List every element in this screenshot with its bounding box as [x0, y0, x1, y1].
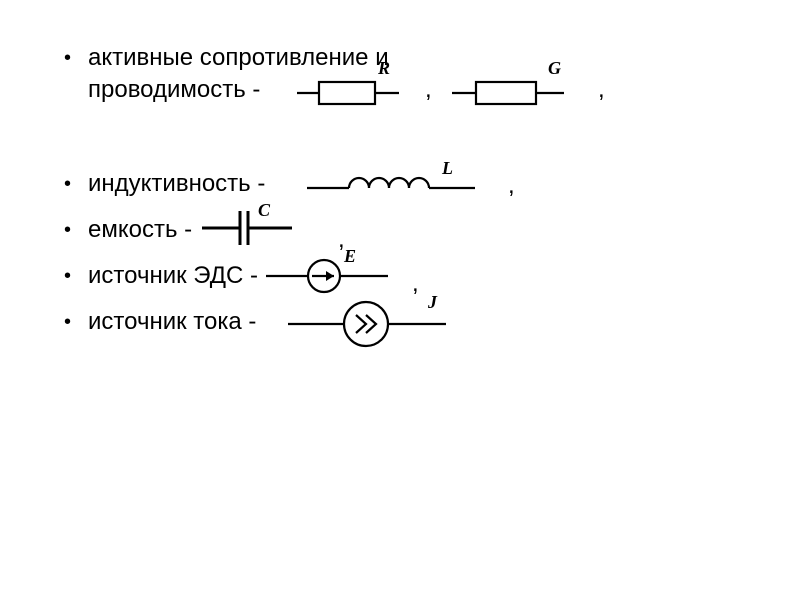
- slide: активные сопротивление и проводимость - …: [0, 0, 800, 600]
- bullet-current-source: источник тока -: [88, 308, 256, 337]
- bullet-text: проводимость -: [88, 76, 260, 103]
- comma-after-R: ,: [425, 76, 432, 104]
- label-L: L: [442, 158, 453, 179]
- label-E: E: [344, 246, 356, 267]
- bullet-text: источник ЭДС -: [88, 262, 258, 289]
- bullet-capacitance: емкость -: [88, 216, 192, 245]
- label-C: C: [258, 200, 270, 221]
- label-G: G: [548, 58, 561, 79]
- bullet-text: активные сопротивление и: [88, 44, 389, 71]
- inductor-icon: [305, 168, 485, 202]
- label-R: R: [378, 58, 390, 79]
- comma-after-E: ,: [412, 270, 419, 298]
- comma-after-L: ,: [508, 172, 515, 200]
- emf-source-icon: [264, 256, 394, 296]
- resistor-G-icon: [450, 74, 570, 112]
- comma-after-G: ,: [598, 76, 605, 104]
- bullet-resistance-line2: проводимость -: [88, 76, 260, 104]
- bullet-resistance: активные сопротивление и: [88, 44, 389, 73]
- bullet-text: индуктивность -: [88, 170, 265, 197]
- resistor-R-icon: [295, 74, 405, 112]
- bullet-emf-source: источник ЭДС -: [88, 262, 258, 291]
- bullet-text: источник тока -: [88, 308, 256, 335]
- label-J: J: [428, 292, 437, 313]
- bullet-text: емкость -: [88, 216, 192, 243]
- capacitor-icon: [200, 206, 300, 250]
- bullet-inductance: индуктивность -: [88, 170, 265, 199]
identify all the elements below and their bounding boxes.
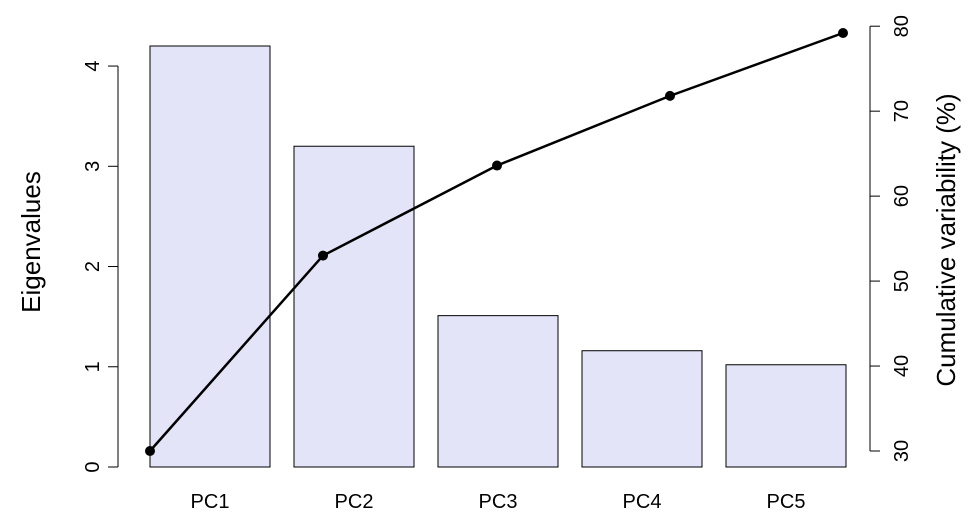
cumulative-line-layer (145, 28, 848, 456)
x-tick-label-pc1: PC1 (191, 491, 230, 513)
bar-pc4 (581, 350, 703, 468)
left-tick-label-3: 3 (82, 161, 104, 172)
right-tick-label-50: 50 (891, 270, 913, 292)
x-tick-label-pc5: PC5 (767, 491, 806, 513)
right-tick-label-60: 60 (891, 185, 913, 207)
bar-pc5 (725, 364, 847, 468)
left-tick-label-4: 4 (82, 60, 104, 71)
cumulative-point-pc3 (492, 160, 502, 171)
right-tick-label-40: 40 (891, 355, 913, 377)
bar-pc3 (437, 315, 559, 468)
left-tick-label-0: 0 (82, 461, 104, 472)
right-tick-label-30: 30 (891, 440, 913, 462)
left-y-axis: 0 1 2 3 4 (82, 60, 119, 473)
x-axis-labels: PC1 PC2 PC3 PC4 PC5 (191, 491, 806, 513)
cumulative-point-pc5 (838, 28, 848, 38)
bar-pc2 (293, 145, 415, 468)
right-y-axis: 30 40 50 60 70 80 (869, 15, 913, 462)
x-tick-label-pc2: PC2 (335, 491, 374, 513)
cumulative-point-pc1 (145, 446, 155, 456)
x-tick-label-pc4: PC4 (623, 491, 662, 513)
right-tick-label-70: 70 (891, 100, 913, 122)
bar-pc1 (149, 45, 271, 468)
right-axis-title: Cumulative variability (%) (931, 93, 961, 386)
left-axis-title: Eigenvalues (16, 171, 46, 313)
bars-layer (149, 45, 847, 468)
cumulative-point-pc2 (318, 250, 328, 261)
x-tick-label-pc3: PC3 (479, 491, 518, 513)
left-tick-label-2: 2 (82, 261, 104, 272)
right-tick-label-80: 80 (891, 15, 913, 37)
cumulative-point-pc4 (665, 90, 675, 101)
left-tick-label-1: 1 (82, 361, 104, 372)
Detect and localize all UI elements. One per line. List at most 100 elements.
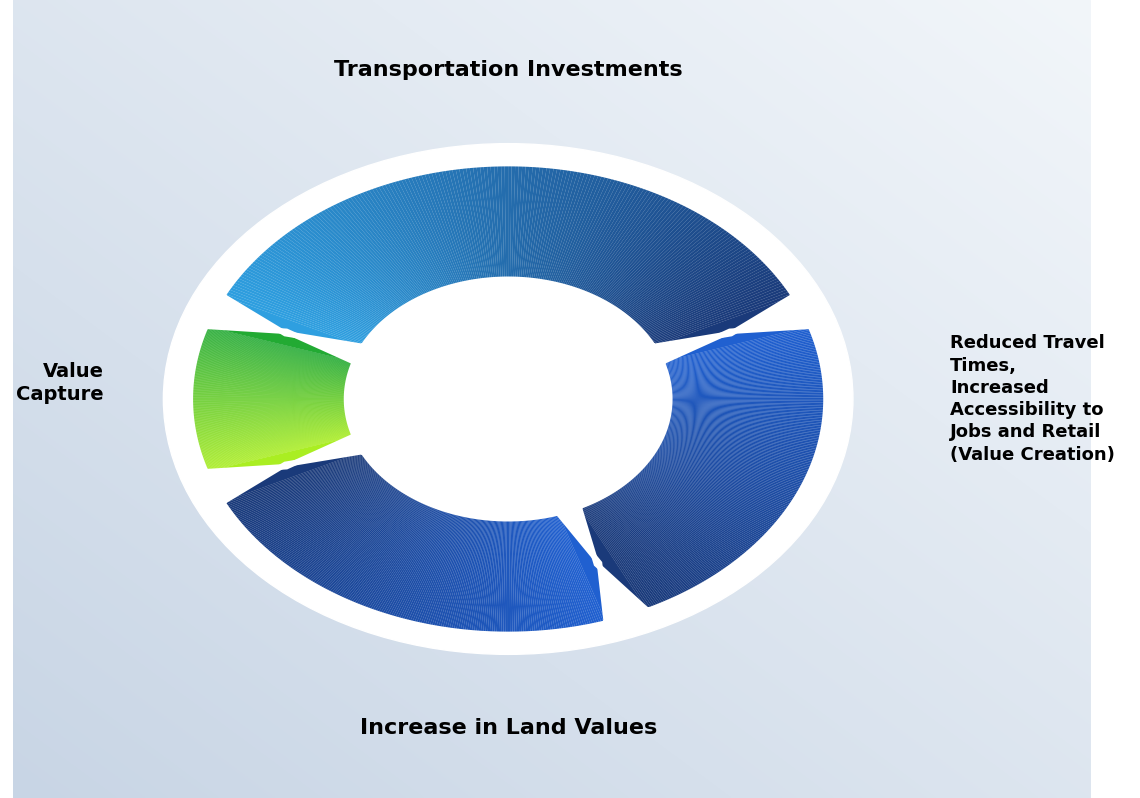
Polygon shape [661,438,809,477]
Polygon shape [579,506,650,610]
Polygon shape [202,431,352,464]
Polygon shape [547,515,587,627]
Polygon shape [650,284,788,342]
Polygon shape [197,351,350,375]
Polygon shape [600,205,691,301]
Polygon shape [663,432,814,465]
Polygon shape [328,498,417,594]
Polygon shape [669,381,825,390]
Polygon shape [370,186,440,291]
Polygon shape [505,164,508,279]
Polygon shape [649,457,785,516]
Polygon shape [606,493,703,586]
Polygon shape [551,515,593,626]
Polygon shape [261,475,383,549]
Polygon shape [201,338,352,369]
Polygon shape [645,275,780,337]
Polygon shape [193,412,348,425]
Polygon shape [290,486,398,571]
Polygon shape [665,428,816,457]
Polygon shape [579,507,648,610]
Polygon shape [192,374,348,387]
Polygon shape [611,491,712,581]
Polygon shape [325,205,416,301]
Polygon shape [380,508,443,615]
Polygon shape [272,479,389,558]
Polygon shape [192,407,347,415]
Polygon shape [193,367,348,383]
Polygon shape [534,167,561,281]
Polygon shape [287,485,397,570]
Text: Reduced Travel
Times,
Increased
Accessibility to
Jobs and Retail
(Value Creation: Reduced Travel Times, Increased Accessib… [950,334,1115,464]
Polygon shape [314,211,410,304]
Polygon shape [669,379,825,389]
Polygon shape [662,433,813,468]
Polygon shape [244,267,375,333]
Polygon shape [620,485,730,570]
Polygon shape [448,168,480,282]
Polygon shape [630,476,751,552]
Polygon shape [492,519,502,634]
Polygon shape [195,358,349,378]
Polygon shape [593,500,677,599]
Polygon shape [205,435,355,471]
Polygon shape [206,326,355,362]
Polygon shape [196,421,350,444]
Polygon shape [193,413,348,429]
Polygon shape [643,268,774,334]
Polygon shape [669,407,825,416]
Polygon shape [198,346,351,373]
Polygon shape [428,515,469,627]
Polygon shape [668,418,822,438]
Polygon shape [665,429,815,460]
Polygon shape [196,421,349,443]
Polygon shape [424,172,467,283]
Polygon shape [197,349,350,374]
Polygon shape [192,410,348,421]
Polygon shape [630,246,751,322]
Polygon shape [654,450,796,500]
Polygon shape [429,515,470,627]
Polygon shape [641,467,771,534]
Polygon shape [596,499,683,596]
Polygon shape [316,494,412,587]
Polygon shape [192,380,347,389]
Polygon shape [244,465,374,531]
Polygon shape [640,468,767,536]
Polygon shape [404,512,456,622]
Polygon shape [668,362,822,381]
Polygon shape [455,167,483,281]
Polygon shape [490,519,500,634]
Polygon shape [667,354,821,377]
Polygon shape [234,278,369,338]
Polygon shape [666,349,820,374]
Polygon shape [470,518,489,633]
Polygon shape [564,179,622,287]
Polygon shape [238,273,372,336]
Polygon shape [616,488,720,575]
Polygon shape [192,376,348,388]
Polygon shape [194,417,349,436]
Polygon shape [653,296,793,346]
Polygon shape [508,164,512,279]
Polygon shape [669,405,825,411]
Polygon shape [567,180,626,288]
Polygon shape [193,413,348,427]
Polygon shape [653,451,795,504]
Polygon shape [514,164,522,279]
Polygon shape [345,196,428,296]
Polygon shape [336,500,422,598]
Polygon shape [654,449,797,499]
Polygon shape [198,344,351,371]
Polygon shape [200,427,351,456]
Polygon shape [198,427,351,454]
Polygon shape [669,376,824,388]
Polygon shape [668,364,823,382]
Polygon shape [632,247,754,323]
Polygon shape [668,415,823,433]
Polygon shape [451,517,480,631]
Polygon shape [190,384,347,392]
Polygon shape [194,365,348,382]
Polygon shape [319,208,414,302]
Polygon shape [196,354,350,377]
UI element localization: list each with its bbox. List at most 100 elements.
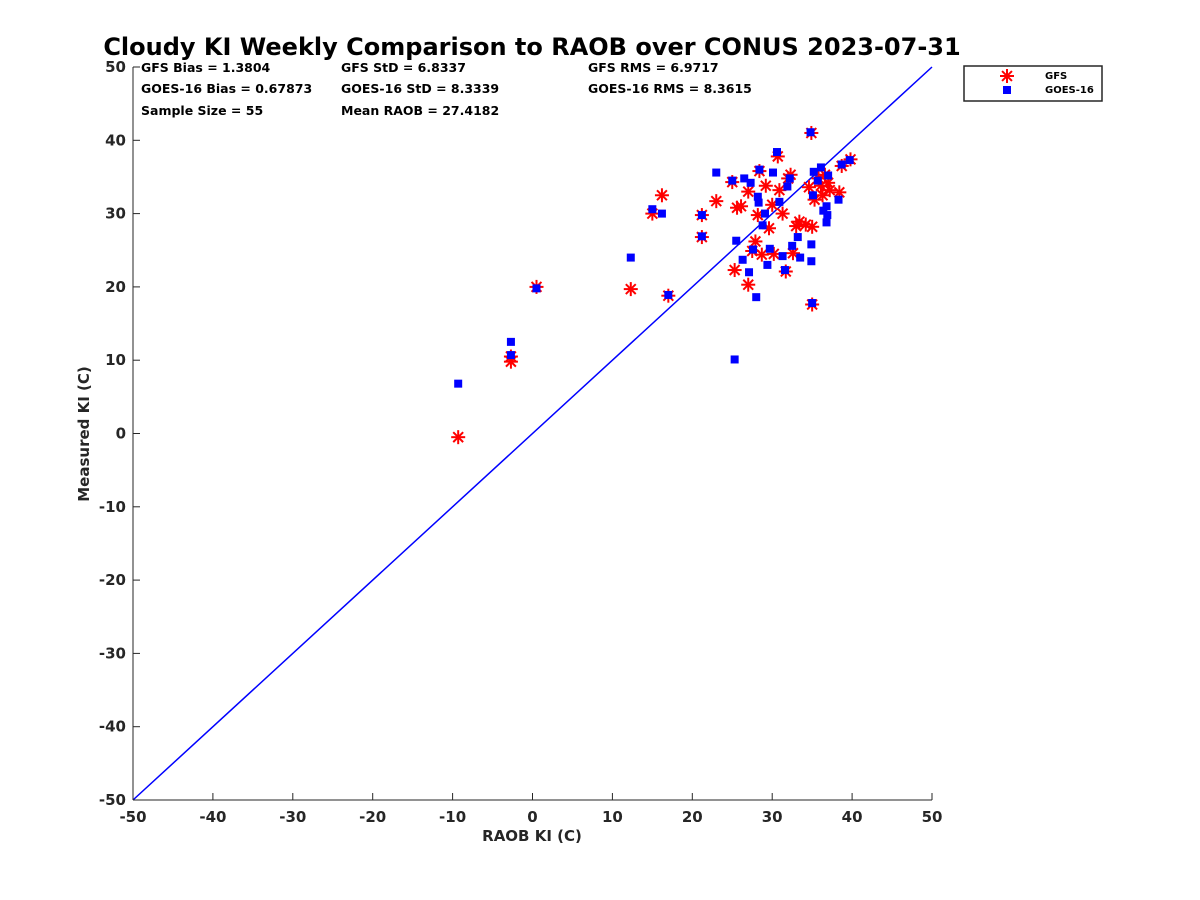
────
→ Your task:
Copy out every line of the items above word for word, leaving out the pictures.

→ Result for this task:
List every element in this screenshot with its bounding box as [x0, y0, x1, y1].
- slide: активные сопротивление и проводимость - …: [0, 0, 800, 600]
- bullet-current-source: источник тока -: [88, 308, 256, 337]
- bullet-text: проводимость -: [88, 76, 260, 103]
- comma-after-R: ,: [425, 76, 432, 104]
- label-L: L: [442, 158, 453, 179]
- label-E: E: [344, 246, 356, 267]
- bullet-text: источник ЭДС -: [88, 262, 258, 289]
- bullet-capacitance: емкость -: [88, 216, 192, 245]
- label-C: C: [258, 200, 270, 221]
- label-G: G: [548, 58, 561, 79]
- bullet-text: активные сопротивление и: [88, 44, 389, 71]
- inductor-icon: [305, 168, 485, 202]
- label-R: R: [378, 58, 390, 79]
- comma-after-E: ,: [412, 270, 419, 298]
- comma-after-L: ,: [508, 172, 515, 200]
- emf-source-icon: [264, 256, 394, 296]
- resistor-G-icon: [450, 74, 570, 112]
- comma-after-G: ,: [598, 76, 605, 104]
- bullet-resistance-line2: проводимость -: [88, 76, 260, 104]
- bullet-resistance: активные сопротивление и: [88, 44, 389, 73]
- bullet-text: индуктивность -: [88, 170, 265, 197]
- resistor-R-icon: [295, 74, 405, 112]
- bullet-emf-source: источник ЭДС -: [88, 262, 258, 291]
- bullet-text: источник тока -: [88, 308, 256, 335]
- label-J: J: [428, 292, 437, 313]
- bullet-text: емкость -: [88, 216, 192, 243]
- capacitor-icon: [200, 206, 300, 250]
- bullet-inductance: индуктивность -: [88, 170, 265, 199]
identify all the elements below and their bounding boxes.
cumulative-line-layer (145, 28, 848, 456)
x-tick-label-pc1: PC1 (191, 491, 230, 513)
bar-pc4 (581, 350, 703, 468)
left-tick-label-3: 3 (82, 161, 104, 172)
right-tick-label-50: 50 (891, 270, 913, 292)
x-tick-label-pc5: PC5 (767, 491, 806, 513)
right-tick-label-60: 60 (891, 185, 913, 207)
bar-pc5 (725, 364, 847, 468)
left-tick-label-4: 4 (82, 60, 104, 71)
cumulative-point-pc3 (492, 160, 502, 171)
right-tick-label-40: 40 (891, 355, 913, 377)
bar-pc3 (437, 315, 559, 468)
left-tick-label-0: 0 (82, 461, 104, 472)
right-tick-label-30: 30 (891, 440, 913, 462)
left-y-axis: 0 1 2 3 4 (82, 60, 119, 473)
x-axis-labels: PC1 PC2 PC3 PC4 PC5 (191, 491, 806, 513)
cumulative-point-pc5 (838, 28, 848, 38)
bar-pc2 (293, 145, 415, 468)
right-y-axis: 30 40 50 60 70 80 (869, 15, 913, 462)
x-tick-label-pc2: PC2 (335, 491, 374, 513)
cumulative-point-pc1 (145, 446, 155, 456)
x-tick-label-pc4: PC4 (623, 491, 662, 513)
right-tick-label-70: 70 (891, 100, 913, 122)
bar-pc1 (149, 45, 271, 468)
right-axis-title: Cumulative variability (%) (931, 93, 961, 386)
left-axis-title: Eigenvalues (16, 171, 46, 313)
bars-layer (149, 45, 847, 468)
cumulative-point-pc2 (318, 250, 328, 261)
x-tick-label-pc3: PC3 (479, 491, 518, 513)
left-tick-label-2: 2 (82, 261, 104, 272)
right-tick-label-80: 80 (891, 15, 913, 37)
cumulative-point-pc4 (665, 90, 675, 101)
left-tick-label-1: 1 (82, 361, 104, 372)
Detect and localize all UI elements. One per line. List at most 100 elements.
Polygon shape [661,438,809,477]
Polygon shape [579,506,650,610]
Polygon shape [202,431,352,464]
Polygon shape [547,515,587,627]
Polygon shape [650,284,788,342]
Polygon shape [197,351,350,375]
Polygon shape [600,205,691,301]
Polygon shape [663,432,814,465]
Polygon shape [328,498,417,594]
Polygon shape [669,381,825,390]
Polygon shape [370,186,440,291]
Polygon shape [505,164,508,279]
Polygon shape [649,457,785,516]
Polygon shape [606,493,703,586]
Polygon shape [551,515,593,626]
Polygon shape [261,475,383,549]
Polygon shape [201,338,352,369]
Polygon shape [645,275,780,337]
Polygon shape [193,412,348,425]
Polygon shape [290,486,398,571]
Polygon shape [665,428,816,457]
Polygon shape [579,507,648,610]
Polygon shape [192,374,348,387]
Polygon shape [611,491,712,581]
Polygon shape [325,205,416,301]
Polygon shape [380,508,443,615]
Polygon shape [272,479,389,558]
Polygon shape [192,407,347,415]
Polygon shape [193,367,348,383]
Polygon shape [534,167,561,281]
Polygon shape [287,485,397,570]
Text: Reduced Travel
Times,
Increased
Accessibility to
Jobs and Retail
(Value Creation: Reduced Travel Times, Increased Accessib… [950,334,1115,464]
Polygon shape [314,211,410,304]
Polygon shape [669,379,825,389]
Polygon shape [662,433,813,468]
Polygon shape [244,267,375,333]
Polygon shape [620,485,730,570]
Polygon shape [448,168,480,282]
Polygon shape [630,476,751,552]
Polygon shape [492,519,502,634]
Polygon shape [195,358,349,378]
Polygon shape [593,500,677,599]
Polygon shape [205,435,355,471]
Polygon shape [206,326,355,362]
Polygon shape [196,421,350,444]
Polygon shape [193,413,348,429]
Polygon shape [643,268,774,334]
Polygon shape [669,407,825,416]
Polygon shape [198,346,351,373]
Polygon shape [428,515,469,627]
Polygon shape [668,418,822,438]
Polygon shape [665,429,815,460]
Polygon shape [196,421,349,443]
Polygon shape [424,172,467,283]
Polygon shape [197,349,350,374]
Polygon shape [192,410,348,421]
Polygon shape [630,246,751,322]
Polygon shape [654,450,796,500]
Polygon shape [429,515,470,627]
Polygon shape [641,467,771,534]
Polygon shape [596,499,683,596]
Polygon shape [316,494,412,587]
Polygon shape [192,380,347,389]
Polygon shape [244,465,374,531]
Polygon shape [640,468,767,536]
Polygon shape [404,512,456,622]
Polygon shape [668,362,822,381]
Polygon shape [455,167,483,281]
Polygon shape [490,519,500,634]
Polygon shape [667,354,821,377]
Polygon shape [234,278,369,338]
Polygon shape [666,349,820,374]
Polygon shape [470,518,489,633]
Polygon shape [564,179,622,287]
Polygon shape [238,273,372,336]
Polygon shape [616,488,720,575]
Polygon shape [192,376,348,388]
Polygon shape [194,417,349,436]
Polygon shape [653,296,793,346]
Polygon shape [508,164,512,279]
Polygon shape [669,405,825,411]
Polygon shape [567,180,626,288]
Polygon shape [193,413,348,427]
Polygon shape [653,451,795,504]
Polygon shape [514,164,522,279]
Polygon shape [345,196,428,296]
Polygon shape [336,500,422,598]
Polygon shape [654,449,797,499]
Polygon shape [198,344,351,371]
Polygon shape [200,427,351,456]
Polygon shape [198,427,351,454]
Polygon shape [669,376,824,388]
Polygon shape [668,364,823,382]
Polygon shape [632,247,754,323]
Polygon shape [668,415,823,433]
Polygon shape [451,517,480,631]
Polygon shape [190,384,347,392]
Polygon shape [194,365,348,382]
Polygon shape [319,208,414,302]
Polygon shape [196,354,350,377]
UI element localization: list each with its bbox. List at most 100 elements.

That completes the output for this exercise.